Your copy of the material must match it exactly, except that pictures are dropped.

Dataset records
^^^^^^^^

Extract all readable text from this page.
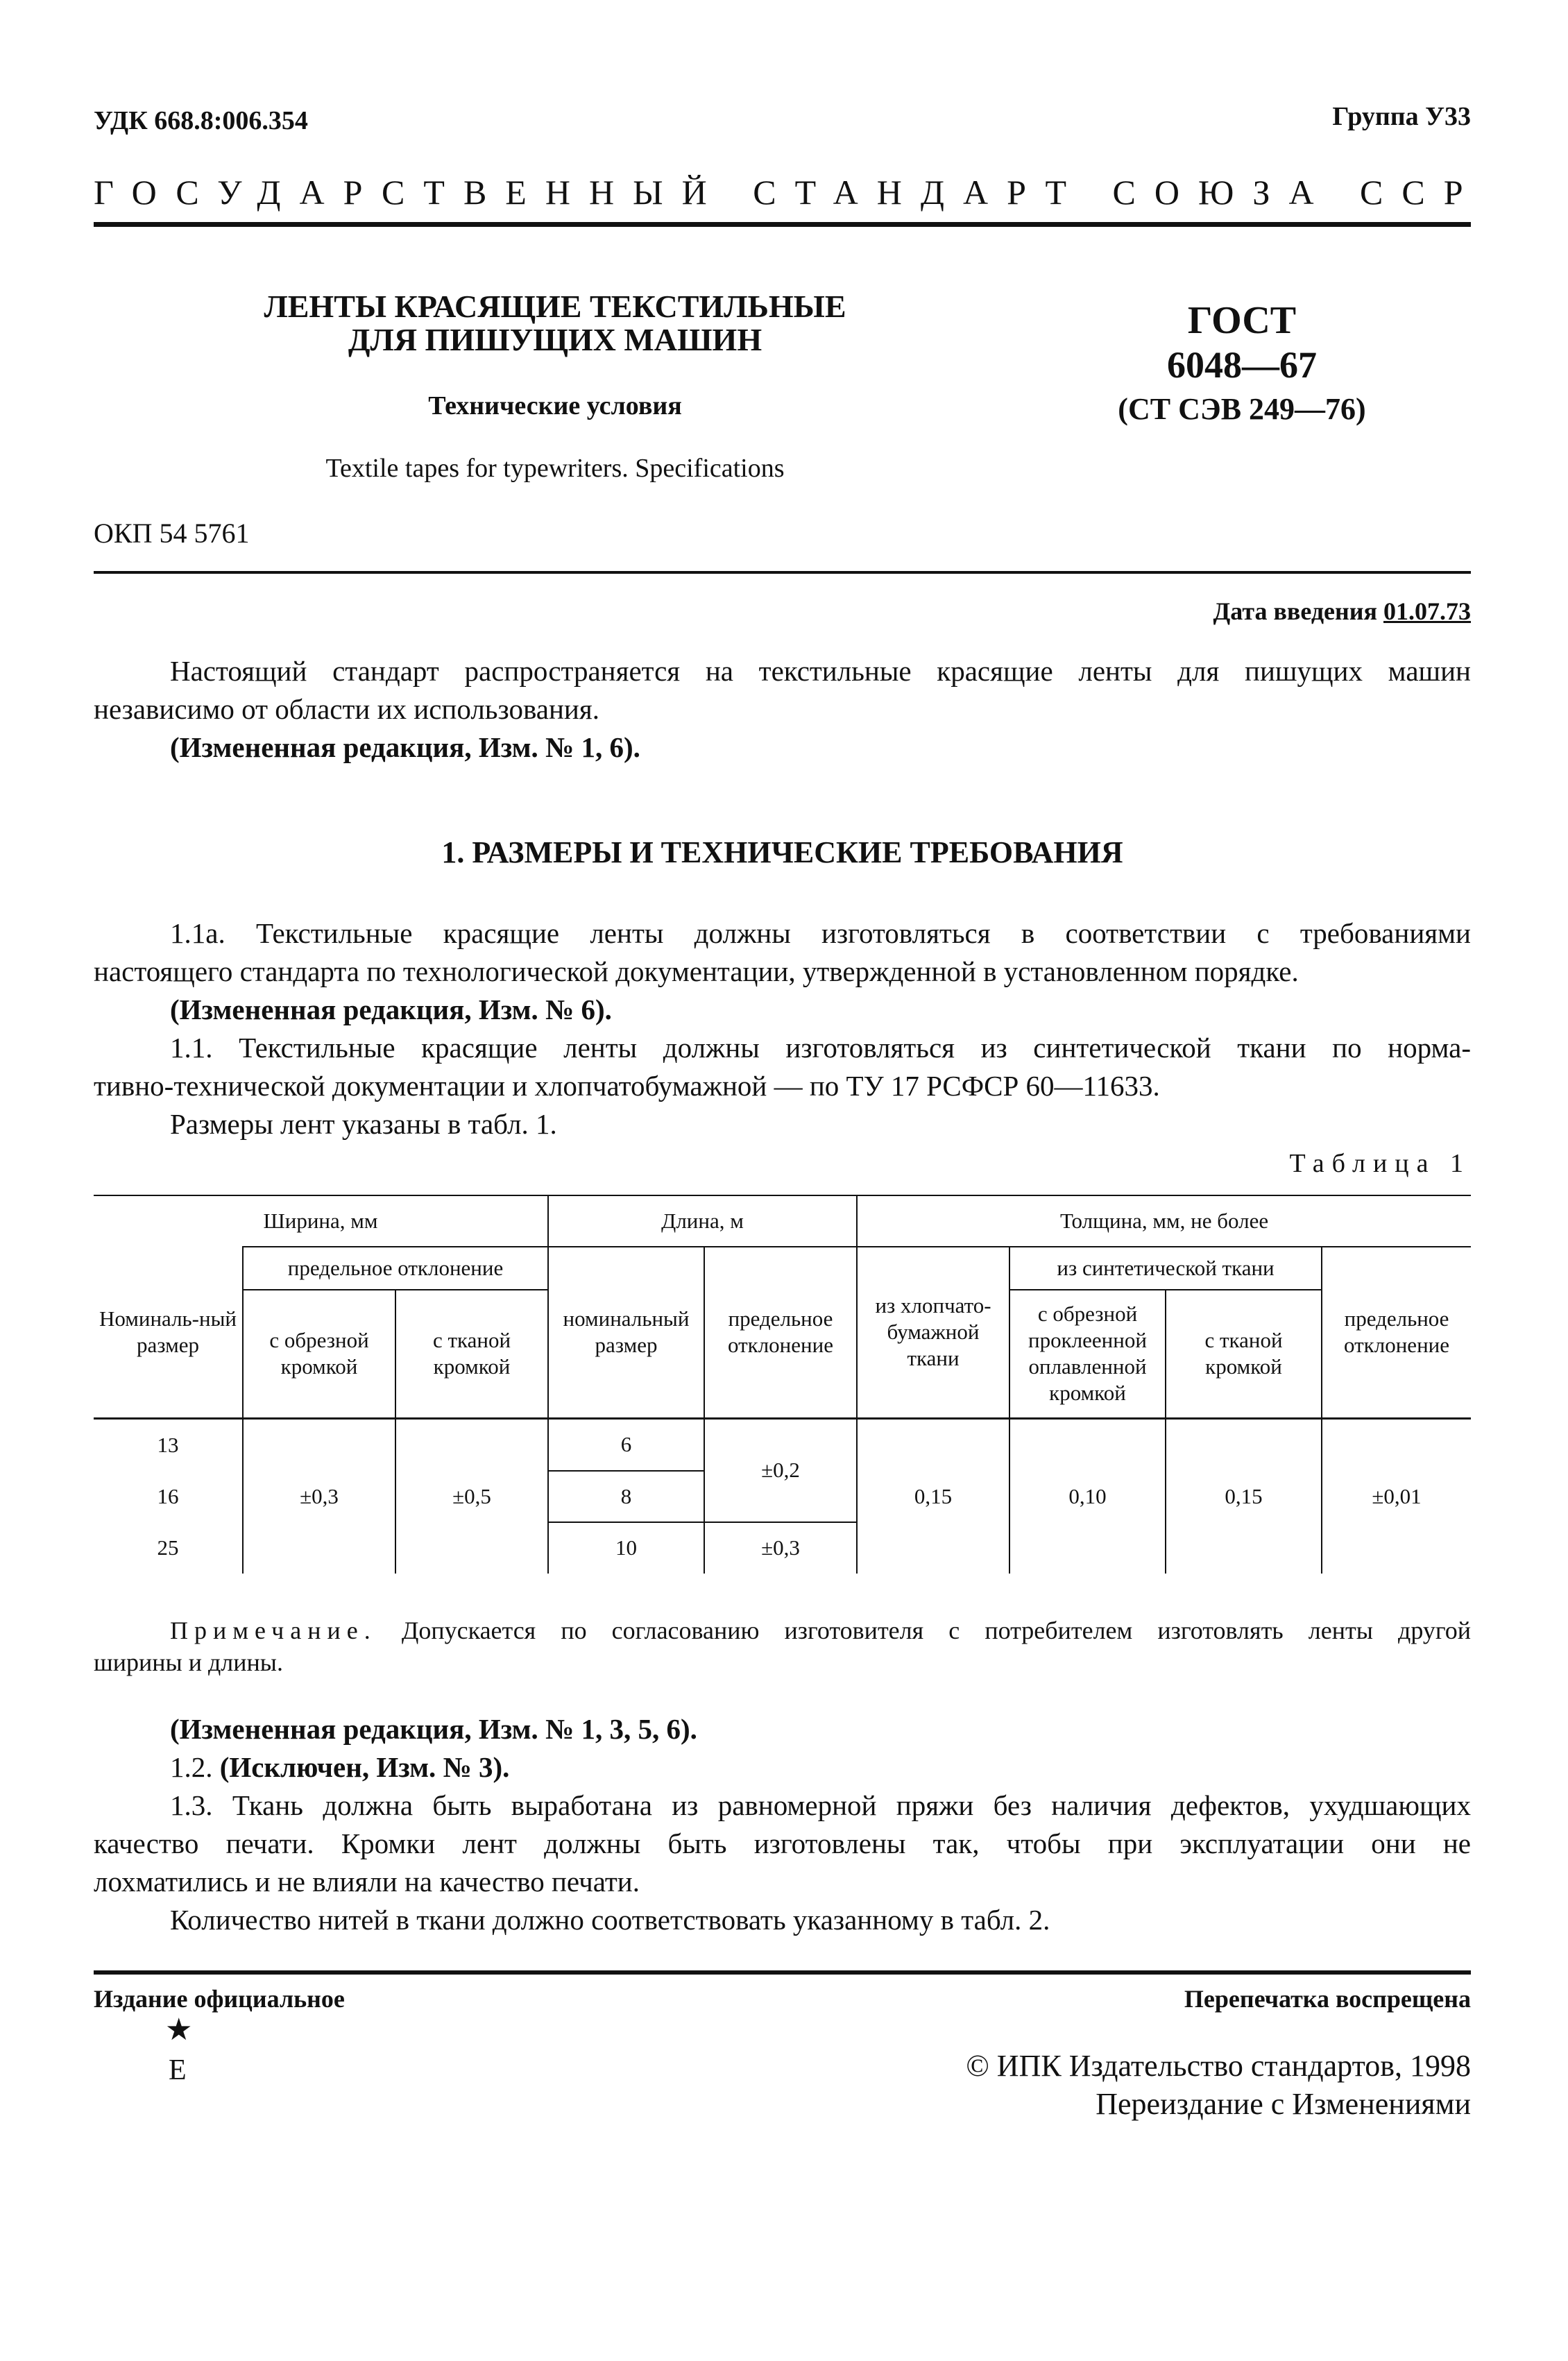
УДК 668.8:006.354	Группа У33
ГОСУДАРСТВЕННЫЙ СТАНДАРТ СОЮЗА ССР
ЛЕНТЫ КРАСЯЩИЕ ТЕКСТИЛЬНЫЕ
ДЛЯ ПИШУЩИХ МАШИН
Технические условия
Textile tapes for typewriters. Specifications
ОКП 54 5761
ГОСТ
6048—67
(СТ СЭВ 249—76)
Дата введения 01.07.73
Настоящий стандарт распространяется на текстильные красящие ленты для пишущих машин
независимо от области их использования.
(Измененная редакция, Изм. № 1, 6).
1. РАЗМЕРЫ И ТЕХНИЧЕСКИЕ ТРЕБОВАНИЯ
1.1а. Текстильные красящие ленты должны изготовляться в соответствии с требованиями
настоящего стандарта по технологической документации, утвержденной в установленном порядке.
(Измененная редакция, Изм. № 6).
1.1. Текстильные красящие ленты должны изготовляться из синтетической ткани по норма-
тивно-технической документации и хлопчатобумажной — по ТУ 17 РСФСР 60—11633.
Размеры лент указаны в табл. 1.
Таблица 1
Ширина, мм			Длина, м		Толщина, мм, не более			
Номиналь-ный размер	предельное отклонение		номинальный размер	предельное отклонение	из хлопчато-бумажной ткани	из синтетической ткани		предельное отклонение
	с обрезной кромкой	с тканой кромкой				с обрезной проклеенной оплавленной кромкой	с тканой кромкой	

13	±0,3	±0,5	6	±0,2	0,15	0,10	0,15	±0,01
16			8					
25			10	±0,3				
Примечание. Допускается по согласованию изготовителя с потребителем изготовлять ленты другой
ширины и длины.
(Измененная редакция, Изм. № 1, 3, 5, 6).
1.2. (Исключен, Изм. № 3).
1.3. Ткань должна быть выработана из равномерной пряжи без наличия дефектов, ухудшающих
качество печати. Кромки лент должны быть изготовлены так, чтобы при эксплуатации они не
лохматились и не влияли на качество печати.
Количество нитей в ткани должно соответствовать указанному в табл. 2.
Издание официальное
★
E
Перепечатка воспрещена
© ИПК Издательство стандартов, 1998
Переиздание с Изменениями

^^^^^^^^

TASK ANSWER:
Extract all readable text from this page.
УДК 668.8:006.354	Группа У33
ГОСУДАРСТВЕННЫЙ СТАНДАРТ СОЮЗА ССР
ЛЕНТЫ КРАСЯЩИЕ ТЕКСТИЛЬНЫЕ
ДЛЯ ПИШУЩИХ МАШИН
Технические условия
Textile tapes for typewriters. Specifications
ОКП 54 5761
ГОСТ
6048—67
(СТ СЭВ 249—76)
Дата введения 01.07.73
Настоящий стандарт распространяется на текстильные красящие ленты для пишущих машин
независимо от области их использования.
(Измененная редакция, Изм. № 1, 6).
1. РАЗМЕРЫ И ТЕХНИЧЕСКИЕ ТРЕБОВАНИЯ
1.1а. Текстильные красящие ленты должны изготовляться в соответствии с требованиями
настоящего стандарта по технологической документации, утвержденной в установленном порядке.
(Измененная редакция, Изм. № 6).
1.1. Текстильные красящие ленты должны изготовляться из синтетической ткани по норма-
тивно-технической документации и хлопчатобумажной — по ТУ 17 РСФСР 60—11633.
Размеры лент указаны в табл. 1.
Таблица 1
Ширина, мм			Длина, м		Толщина, мм, не более			
Номиналь-ный размер	предельное отклонение		номинальный размер	предельное отклонение	из хлопчато-бумажной ткани	из синтетической ткани		предельное отклонение
	с обрезной кромкой	с тканой кромкой				с обрезной проклеенной оплавленной кромкой	с тканой кромкой	

13	±0,3	±0,5	6	±0,2	0,15	0,10	0,15	±0,01
16			8					
25			10	±0,3				
Примечание. Допускается по согласованию изготовителя с потребителем изготовлять ленты другой
ширины и длины.
(Измененная редакция, Изм. № 1, 3, 5, 6).
1.2. (Исключен, Изм. № 3).
1.3. Ткань должна быть выработана из равномерной пряжи без наличия дефектов, ухудшающих
качество печати. Кромки лент должны быть изготовлены так, чтобы при эксплуатации они не
лохматились и не влияли на качество печати.
Количество нитей в ткани должно соответствовать указанному в табл. 2.
Издание официальное
★
E
Перепечатка воспрещена
© ИПК Издательство стандартов, 1998
Переиздание с Изменениями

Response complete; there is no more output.